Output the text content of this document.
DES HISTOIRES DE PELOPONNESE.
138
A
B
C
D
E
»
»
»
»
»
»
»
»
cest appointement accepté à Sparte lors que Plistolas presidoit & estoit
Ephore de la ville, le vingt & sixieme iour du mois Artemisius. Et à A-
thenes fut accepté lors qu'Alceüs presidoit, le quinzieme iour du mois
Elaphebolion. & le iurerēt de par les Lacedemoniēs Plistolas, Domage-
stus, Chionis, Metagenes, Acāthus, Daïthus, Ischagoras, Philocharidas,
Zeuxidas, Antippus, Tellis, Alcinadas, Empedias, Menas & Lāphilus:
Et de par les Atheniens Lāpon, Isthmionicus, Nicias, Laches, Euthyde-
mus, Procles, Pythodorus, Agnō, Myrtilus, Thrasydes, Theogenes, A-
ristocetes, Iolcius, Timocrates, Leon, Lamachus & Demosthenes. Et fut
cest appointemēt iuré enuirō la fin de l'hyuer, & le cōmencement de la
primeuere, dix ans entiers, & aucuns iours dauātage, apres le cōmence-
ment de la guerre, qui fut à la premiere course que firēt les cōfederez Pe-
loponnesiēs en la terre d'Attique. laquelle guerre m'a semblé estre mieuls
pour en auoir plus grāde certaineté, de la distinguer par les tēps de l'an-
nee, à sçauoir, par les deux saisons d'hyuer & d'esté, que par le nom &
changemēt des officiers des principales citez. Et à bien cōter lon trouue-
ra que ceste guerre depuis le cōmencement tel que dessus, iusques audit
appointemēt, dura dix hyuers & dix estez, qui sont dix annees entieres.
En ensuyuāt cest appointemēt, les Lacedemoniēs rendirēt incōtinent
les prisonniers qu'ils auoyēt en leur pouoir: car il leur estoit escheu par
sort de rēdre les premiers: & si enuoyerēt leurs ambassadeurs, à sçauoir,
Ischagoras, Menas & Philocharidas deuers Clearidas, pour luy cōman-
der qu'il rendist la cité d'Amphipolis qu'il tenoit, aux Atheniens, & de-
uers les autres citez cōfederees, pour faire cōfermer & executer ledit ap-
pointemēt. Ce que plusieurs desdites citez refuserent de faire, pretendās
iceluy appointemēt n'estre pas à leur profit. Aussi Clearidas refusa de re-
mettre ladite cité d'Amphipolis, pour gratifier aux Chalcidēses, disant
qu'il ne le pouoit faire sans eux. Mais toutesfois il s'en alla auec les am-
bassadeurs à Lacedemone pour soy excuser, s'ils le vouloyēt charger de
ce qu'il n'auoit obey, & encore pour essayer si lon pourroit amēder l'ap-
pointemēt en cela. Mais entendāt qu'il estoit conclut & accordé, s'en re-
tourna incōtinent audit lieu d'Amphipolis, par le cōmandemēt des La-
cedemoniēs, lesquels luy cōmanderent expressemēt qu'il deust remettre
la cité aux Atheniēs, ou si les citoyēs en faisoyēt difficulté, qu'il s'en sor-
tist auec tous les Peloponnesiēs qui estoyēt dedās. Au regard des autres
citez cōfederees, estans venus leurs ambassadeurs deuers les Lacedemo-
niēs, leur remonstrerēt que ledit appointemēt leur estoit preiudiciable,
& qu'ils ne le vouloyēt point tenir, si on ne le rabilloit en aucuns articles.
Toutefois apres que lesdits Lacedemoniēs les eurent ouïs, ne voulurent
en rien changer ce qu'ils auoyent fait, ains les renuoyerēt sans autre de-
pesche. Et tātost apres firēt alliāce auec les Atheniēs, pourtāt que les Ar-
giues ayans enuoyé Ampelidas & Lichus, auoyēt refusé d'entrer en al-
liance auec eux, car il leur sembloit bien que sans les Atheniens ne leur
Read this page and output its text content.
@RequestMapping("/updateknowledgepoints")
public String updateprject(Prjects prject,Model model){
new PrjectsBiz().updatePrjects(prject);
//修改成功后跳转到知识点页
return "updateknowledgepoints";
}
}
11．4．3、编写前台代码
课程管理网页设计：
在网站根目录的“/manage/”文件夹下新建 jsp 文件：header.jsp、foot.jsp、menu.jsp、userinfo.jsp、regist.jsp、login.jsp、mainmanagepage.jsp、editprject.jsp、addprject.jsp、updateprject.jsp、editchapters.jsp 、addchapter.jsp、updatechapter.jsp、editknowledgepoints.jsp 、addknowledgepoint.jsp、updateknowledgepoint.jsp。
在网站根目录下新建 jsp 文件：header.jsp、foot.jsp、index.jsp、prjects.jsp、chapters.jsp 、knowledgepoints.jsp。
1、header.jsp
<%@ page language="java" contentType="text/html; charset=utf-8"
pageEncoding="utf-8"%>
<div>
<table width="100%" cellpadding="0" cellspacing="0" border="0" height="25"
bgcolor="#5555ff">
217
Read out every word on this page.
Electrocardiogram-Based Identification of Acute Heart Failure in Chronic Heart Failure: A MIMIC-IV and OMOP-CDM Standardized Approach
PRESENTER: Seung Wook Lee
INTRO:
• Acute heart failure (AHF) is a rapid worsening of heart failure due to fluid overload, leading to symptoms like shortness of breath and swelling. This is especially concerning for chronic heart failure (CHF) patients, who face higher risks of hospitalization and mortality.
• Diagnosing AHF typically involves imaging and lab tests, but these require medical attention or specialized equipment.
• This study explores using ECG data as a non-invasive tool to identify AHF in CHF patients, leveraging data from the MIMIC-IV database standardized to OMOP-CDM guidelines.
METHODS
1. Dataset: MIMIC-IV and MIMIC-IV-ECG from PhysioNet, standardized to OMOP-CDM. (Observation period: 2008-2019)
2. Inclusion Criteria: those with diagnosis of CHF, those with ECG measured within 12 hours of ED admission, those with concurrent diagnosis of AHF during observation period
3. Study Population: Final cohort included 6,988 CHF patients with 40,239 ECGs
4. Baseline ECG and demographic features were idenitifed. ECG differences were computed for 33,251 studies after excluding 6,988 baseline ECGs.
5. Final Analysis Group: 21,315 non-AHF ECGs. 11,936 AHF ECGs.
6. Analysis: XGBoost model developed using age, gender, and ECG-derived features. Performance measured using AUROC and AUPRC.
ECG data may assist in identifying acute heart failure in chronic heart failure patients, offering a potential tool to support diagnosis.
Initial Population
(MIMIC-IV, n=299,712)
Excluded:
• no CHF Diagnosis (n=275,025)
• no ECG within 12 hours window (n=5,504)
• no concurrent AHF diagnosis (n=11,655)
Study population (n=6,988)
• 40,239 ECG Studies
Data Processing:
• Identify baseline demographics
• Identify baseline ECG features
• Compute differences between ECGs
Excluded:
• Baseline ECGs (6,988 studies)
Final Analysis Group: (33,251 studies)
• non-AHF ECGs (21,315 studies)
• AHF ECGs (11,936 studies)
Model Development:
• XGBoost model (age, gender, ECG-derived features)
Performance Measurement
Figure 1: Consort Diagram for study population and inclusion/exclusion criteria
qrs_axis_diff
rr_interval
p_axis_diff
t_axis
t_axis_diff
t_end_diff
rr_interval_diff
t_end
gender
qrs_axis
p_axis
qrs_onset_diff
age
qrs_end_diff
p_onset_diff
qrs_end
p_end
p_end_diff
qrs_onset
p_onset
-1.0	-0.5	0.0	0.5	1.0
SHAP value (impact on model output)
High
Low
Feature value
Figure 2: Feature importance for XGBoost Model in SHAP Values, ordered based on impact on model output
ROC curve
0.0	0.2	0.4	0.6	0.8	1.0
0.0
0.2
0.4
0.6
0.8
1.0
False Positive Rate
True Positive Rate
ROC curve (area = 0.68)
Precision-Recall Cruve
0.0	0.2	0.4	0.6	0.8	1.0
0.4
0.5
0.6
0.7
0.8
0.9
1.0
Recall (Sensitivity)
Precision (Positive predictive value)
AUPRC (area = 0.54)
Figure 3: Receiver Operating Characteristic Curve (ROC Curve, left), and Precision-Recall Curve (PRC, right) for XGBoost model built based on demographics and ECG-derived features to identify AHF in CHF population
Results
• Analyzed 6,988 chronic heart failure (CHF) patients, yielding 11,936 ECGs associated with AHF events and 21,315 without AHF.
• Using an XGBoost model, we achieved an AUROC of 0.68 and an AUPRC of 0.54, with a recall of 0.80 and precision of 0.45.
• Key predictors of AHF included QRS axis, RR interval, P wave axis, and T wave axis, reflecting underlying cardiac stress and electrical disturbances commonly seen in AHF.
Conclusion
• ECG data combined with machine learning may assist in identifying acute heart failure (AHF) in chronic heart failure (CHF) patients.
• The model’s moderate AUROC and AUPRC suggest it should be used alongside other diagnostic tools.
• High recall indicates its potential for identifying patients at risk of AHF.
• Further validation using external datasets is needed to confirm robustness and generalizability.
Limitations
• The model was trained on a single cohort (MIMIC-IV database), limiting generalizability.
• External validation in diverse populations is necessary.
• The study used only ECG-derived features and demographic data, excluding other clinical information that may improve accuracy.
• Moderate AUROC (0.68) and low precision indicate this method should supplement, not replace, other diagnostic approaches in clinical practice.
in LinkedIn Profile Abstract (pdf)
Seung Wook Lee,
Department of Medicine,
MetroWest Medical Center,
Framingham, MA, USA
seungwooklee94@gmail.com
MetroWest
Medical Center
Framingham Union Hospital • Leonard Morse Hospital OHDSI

........

HOW TO COMPLETE THIS TASK: Looking at the entries, count the lines where the word "Ischagoras" appears, and state the count by itself.

RESPONSE TO THIS TASK: 2